GIVEN INSTRUCTION =
It is required that all of the data be written out exactly.

|---|

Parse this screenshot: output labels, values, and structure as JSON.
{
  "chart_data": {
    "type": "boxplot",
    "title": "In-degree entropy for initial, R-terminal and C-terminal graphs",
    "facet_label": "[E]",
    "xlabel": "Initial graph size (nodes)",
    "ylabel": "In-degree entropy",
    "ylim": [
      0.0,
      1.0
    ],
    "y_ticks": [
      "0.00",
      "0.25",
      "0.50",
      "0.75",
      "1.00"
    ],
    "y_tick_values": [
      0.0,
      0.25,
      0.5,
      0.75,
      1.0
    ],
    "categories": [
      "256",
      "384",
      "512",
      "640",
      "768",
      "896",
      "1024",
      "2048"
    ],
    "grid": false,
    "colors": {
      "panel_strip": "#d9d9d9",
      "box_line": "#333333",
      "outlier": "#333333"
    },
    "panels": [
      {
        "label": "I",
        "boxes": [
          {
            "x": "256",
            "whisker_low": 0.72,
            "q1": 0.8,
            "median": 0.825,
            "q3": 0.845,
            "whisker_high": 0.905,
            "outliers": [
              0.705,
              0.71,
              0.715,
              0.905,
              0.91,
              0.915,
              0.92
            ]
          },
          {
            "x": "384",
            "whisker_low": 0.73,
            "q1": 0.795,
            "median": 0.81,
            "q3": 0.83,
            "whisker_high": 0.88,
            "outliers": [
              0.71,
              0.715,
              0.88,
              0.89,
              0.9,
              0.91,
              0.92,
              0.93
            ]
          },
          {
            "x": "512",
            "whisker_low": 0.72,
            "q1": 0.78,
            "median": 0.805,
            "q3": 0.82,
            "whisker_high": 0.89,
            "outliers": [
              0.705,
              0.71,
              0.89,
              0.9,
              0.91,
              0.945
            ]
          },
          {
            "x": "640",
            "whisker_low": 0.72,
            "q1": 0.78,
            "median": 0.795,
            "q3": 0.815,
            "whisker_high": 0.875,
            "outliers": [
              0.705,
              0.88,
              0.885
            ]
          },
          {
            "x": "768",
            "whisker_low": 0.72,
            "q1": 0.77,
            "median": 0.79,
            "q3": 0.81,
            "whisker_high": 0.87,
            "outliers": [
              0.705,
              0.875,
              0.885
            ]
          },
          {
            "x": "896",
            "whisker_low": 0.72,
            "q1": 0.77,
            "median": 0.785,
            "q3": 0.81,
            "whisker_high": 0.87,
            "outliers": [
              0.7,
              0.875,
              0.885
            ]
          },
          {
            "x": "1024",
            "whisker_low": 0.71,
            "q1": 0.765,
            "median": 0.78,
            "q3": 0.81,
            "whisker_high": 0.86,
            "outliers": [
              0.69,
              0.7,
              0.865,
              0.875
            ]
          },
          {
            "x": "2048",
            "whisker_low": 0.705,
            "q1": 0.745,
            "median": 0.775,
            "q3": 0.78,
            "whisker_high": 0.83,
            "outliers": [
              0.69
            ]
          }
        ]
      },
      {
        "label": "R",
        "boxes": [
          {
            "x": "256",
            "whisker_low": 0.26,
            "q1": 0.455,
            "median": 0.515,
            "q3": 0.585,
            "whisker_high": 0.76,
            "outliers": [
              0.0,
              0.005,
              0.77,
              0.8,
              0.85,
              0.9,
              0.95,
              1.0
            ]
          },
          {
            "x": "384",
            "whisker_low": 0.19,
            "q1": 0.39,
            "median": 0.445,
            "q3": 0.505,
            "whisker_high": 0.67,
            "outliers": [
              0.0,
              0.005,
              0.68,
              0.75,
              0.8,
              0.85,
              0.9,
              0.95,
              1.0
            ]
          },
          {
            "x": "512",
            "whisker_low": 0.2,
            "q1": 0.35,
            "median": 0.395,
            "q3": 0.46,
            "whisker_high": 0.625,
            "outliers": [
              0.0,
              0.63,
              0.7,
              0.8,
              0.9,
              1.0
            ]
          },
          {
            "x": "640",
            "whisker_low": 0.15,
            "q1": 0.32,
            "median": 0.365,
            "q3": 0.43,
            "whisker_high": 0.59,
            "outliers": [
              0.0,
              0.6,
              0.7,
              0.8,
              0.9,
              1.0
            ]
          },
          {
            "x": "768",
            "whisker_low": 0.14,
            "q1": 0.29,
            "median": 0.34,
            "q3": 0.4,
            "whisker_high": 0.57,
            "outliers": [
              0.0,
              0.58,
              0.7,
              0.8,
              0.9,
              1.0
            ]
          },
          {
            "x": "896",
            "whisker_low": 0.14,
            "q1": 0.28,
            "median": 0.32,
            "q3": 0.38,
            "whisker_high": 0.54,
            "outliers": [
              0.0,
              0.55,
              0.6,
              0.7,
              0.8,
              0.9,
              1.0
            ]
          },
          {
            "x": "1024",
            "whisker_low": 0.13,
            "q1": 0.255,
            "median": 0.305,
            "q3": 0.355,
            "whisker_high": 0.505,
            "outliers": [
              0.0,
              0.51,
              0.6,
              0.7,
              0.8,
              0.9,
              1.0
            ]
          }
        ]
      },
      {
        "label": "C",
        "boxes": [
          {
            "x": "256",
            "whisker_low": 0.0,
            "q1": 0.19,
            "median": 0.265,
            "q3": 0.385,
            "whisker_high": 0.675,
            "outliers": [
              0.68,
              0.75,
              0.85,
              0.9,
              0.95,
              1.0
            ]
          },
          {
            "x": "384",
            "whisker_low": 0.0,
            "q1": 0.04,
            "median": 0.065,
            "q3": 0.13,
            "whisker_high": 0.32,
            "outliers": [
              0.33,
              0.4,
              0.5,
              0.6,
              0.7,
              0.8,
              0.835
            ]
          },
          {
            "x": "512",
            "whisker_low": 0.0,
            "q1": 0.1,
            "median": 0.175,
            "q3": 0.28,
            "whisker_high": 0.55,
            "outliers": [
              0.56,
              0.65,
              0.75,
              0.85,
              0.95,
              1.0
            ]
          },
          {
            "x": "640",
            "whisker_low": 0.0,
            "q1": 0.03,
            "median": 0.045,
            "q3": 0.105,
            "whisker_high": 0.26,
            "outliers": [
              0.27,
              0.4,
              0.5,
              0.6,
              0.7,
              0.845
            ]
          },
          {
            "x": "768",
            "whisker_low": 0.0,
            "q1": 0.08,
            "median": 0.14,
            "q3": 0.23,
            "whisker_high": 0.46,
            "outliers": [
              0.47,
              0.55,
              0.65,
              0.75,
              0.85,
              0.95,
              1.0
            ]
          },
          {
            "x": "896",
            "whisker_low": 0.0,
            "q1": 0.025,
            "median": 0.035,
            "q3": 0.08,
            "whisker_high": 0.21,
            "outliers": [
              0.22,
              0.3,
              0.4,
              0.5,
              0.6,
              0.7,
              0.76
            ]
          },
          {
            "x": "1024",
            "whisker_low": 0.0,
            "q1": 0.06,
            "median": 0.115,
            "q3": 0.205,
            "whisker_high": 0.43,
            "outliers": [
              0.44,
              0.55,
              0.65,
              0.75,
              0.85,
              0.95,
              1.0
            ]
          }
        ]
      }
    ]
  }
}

|---|

COMPLETE ANSWER =
Parse this screenshot: output labels, values, and structure as JSON.
{
  "chart_data": {
    "type": "boxplot",
    "title": "In-degree entropy for initial, R-terminal and C-terminal graphs",
    "facet_label": "[E]",
    "xlabel": "Initial graph size (nodes)",
    "ylabel": "In-degree entropy",
    "ylim": [
      0.0,
      1.0
    ],
    "y_ticks": [
      "0.00",
      "0.25",
      "0.50",
      "0.75",
      "1.00"
    ],
    "y_tick_values": [
      0.0,
      0.25,
      0.5,
      0.75,
      1.0
    ],
    "categories": [
      "256",
      "384",
      "512",
      "640",
      "768",
      "896",
      "1024",
      "2048"
    ],
    "grid": false,
    "colors": {
      "panel_strip": "#d9d9d9",
      "box_line": "#333333",
      "outlier": "#333333"
    },
    "panels": [
      {
        "label": "I",
        "boxes": [
          {
            "x": "256",
            "whisker_low": 0.72,
            "q1": 0.8,
            "median": 0.825,
            "q3": 0.845,
            "whisker_high": 0.905,
            "outliers": [
              0.705,
              0.71,
              0.715,
              0.905,
              0.91,
              0.915,
              0.92
            ]
          },
          {
            "x": "384",
            "whisker_low": 0.73,
            "q1": 0.795,
            "median": 0.81,
            "q3": 0.83,
            "whisker_high": 0.88,
            "outliers": [
              0.71,
              0.715,
              0.88,
              0.89,
              0.9,
              0.91,
              0.92,
              0.93
            ]
          },
          {
            "x": "512",
            "whisker_low": 0.72,
            "q1": 0.78,
            "median": 0.805,
            "q3": 0.82,
            "whisker_high": 0.89,
            "outliers": [
              0.705,
              0.71,
              0.89,
              0.9,
              0.91,
              0.945
            ]
          },
          {
            "x": "640",
            "whisker_low": 0.72,
            "q1": 0.78,
            "median": 0.795,
            "q3": 0.815,
            "whisker_high": 0.875,
            "outliers": [
              0.705,
              0.88,
              0.885
            ]
          },
          {
            "x": "768",
            "whisker_low": 0.72,
            "q1": 0.77,
            "median": 0.79,
            "q3": 0.81,
            "whisker_high": 0.87,
            "outliers": [
              0.705,
              0.875,
              0.885
            ]
          },
          {
            "x": "896",
            "whisker_low": 0.72,
            "q1": 0.77,
            "median": 0.785,
            "q3": 0.81,
            "whisker_high": 0.87,
            "outliers": [
              0.7,
              0.875,
              0.885
            ]
          },
          {
            "x": "1024",
            "whisker_low": 0.71,
            "q1": 0.765,
            "median": 0.78,
            "q3": 0.81,
            "whisker_high": 0.86,
            "outliers": [
              0.69,
              0.7,
              0.865,
              0.875
            ]
          },
          {
            "x": "2048",
            "whisker_low": 0.705,
            "q1": 0.745,
            "median": 0.775,
            "q3": 0.78,
            "whisker_high": 0.83,
            "outliers": [
              0.69
            ]
          }
        ]
      },
      {
        "label": "R",
        "boxes": [
          {
            "x": "256",
            "whisker_low": 0.26,
            "q1": 0.455,
            "median": 0.515,
            "q3": 0.585,
            "whisker_high": 0.76,
            "outliers": [
              0.0,
              0.005,
              0.77,
              0.8,
              0.85,
              0.9,
              0.95,
              1.0
            ]
          },
          {
            "x": "384",
            "whisker_low": 0.19,
            "q1": 0.39,
            "median": 0.445,
            "q3": 0.505,
            "whisker_high": 0.67,
            "outliers": [
              0.0,
              0.005,
              0.68,
              0.75,
              0.8,
              0.85,
              0.9,
              0.95,
              1.0
            ]
          },
          {
            "x": "512",
            "whisker_low": 0.2,
            "q1": 0.35,
            "median": 0.395,
            "q3": 0.46,
            "whisker_high": 0.625,
            "outliers": [
              0.0,
              0.63,
              0.7,
              0.8,
              0.9,
              1.0
            ]
          },
          {
            "x": "640",
            "whisker_low": 0.15,
            "q1": 0.32,
            "median": 0.365,
            "q3": 0.43,
            "whisker_high": 0.59,
            "outliers": [
              0.0,
              0.6,
              0.7,
              0.8,
              0.9,
              1.0
            ]
          },
          {
            "x": "768",
            "whisker_low": 0.14,
            "q1": 0.29,
            "median": 0.34,
            "q3": 0.4,
            "whisker_high": 0.57,
            "outliers": [
              0.0,
              0.58,
              0.7,
              0.8,
              0.9,
              1.0
            ]
          },
          {
            "x": "896",
            "whisker_low": 0.14,
            "q1": 0.28,
            "median": 0.32,
            "q3": 0.38,
            "whisker_high": 0.54,
            "outliers": [
              0.0,
              0.55,
              0.6,
              0.7,
              0.8,
              0.9,
              1.0
            ]
          },
          {
            "x": "1024",
            "whisker_low": 0.13,
            "q1": 0.255,
            "median": 0.305,
            "q3": 0.355,
            "whisker_high": 0.505,
            "outliers": [
              0.0,
              0.51,
              0.6,
              0.7,
              0.8,
              0.9,
              1.0
            ]
          }
        ]
      },
      {
        "label": "C",
        "boxes": [
          {
            "x": "256",
            "whisker_low": 0.0,
            "q1": 0.19,
            "median": 0.265,
            "q3": 0.385,
            "whisker_high": 0.675,
            "outliers": [
              0.68,
              0.75,
              0.85,
              0.9,
              0.95,
              1.0
            ]
          },
          {
            "x": "384",
            "whisker_low": 0.0,
            "q1": 0.04,
            "median": 0.065,
            "q3": 0.13,
            "whisker_high": 0.32,
            "outliers": [
              0.33,
              0.4,
              0.5,
              0.6,
              0.7,
              0.8,
              0.835
            ]
          },
          {
            "x": "512",
            "whisker_low": 0.0,
            "q1": 0.1,
            "median": 0.175,
            "q3": 0.28,
            "whisker_high": 0.55,
            "outliers": [
              0.56,
              0.65,
              0.75,
              0.85,
              0.95,
              1.0
            ]
          },
          {
            "x": "640",
            "whisker_low": 0.0,
            "q1": 0.03,
            "median": 0.045,
            "q3": 0.105,
            "whisker_high": 0.26,
            "outliers": [
              0.27,
              0.4,
              0.5,
              0.6,
              0.7,
              0.845
            ]
          },
          {
            "x": "768",
            "whisker_low": 0.0,
            "q1": 0.08,
            "median": 0.14,
            "q3": 0.23,
            "whisker_high": 0.46,
            "outliers": [
              0.47,
              0.55,
              0.65,
              0.75,
              0.85,
              0.95,
              1.0
            ]
          },
          {
            "x": "896",
            "whisker_low": 0.0,
            "q1": 0.025,
            "median": 0.035,
            "q3": 0.08,
            "whisker_high": 0.21,
            "outliers": [
              0.22,
              0.3,
              0.4,
              0.5,
              0.6,
              0.7,
              0.76
            ]
          },
          {
            "x": "1024",
            "whisker_low": 0.0,
            "q1": 0.06,
            "median": 0.115,
            "q3": 0.205,
            "whisker_high": 0.43,
            "outliers": [
              0.44,
              0.55,
              0.65,
              0.75,
              0.85,
              0.95,
              1.0
            ]
          }
        ]
      }
    ]
  }
}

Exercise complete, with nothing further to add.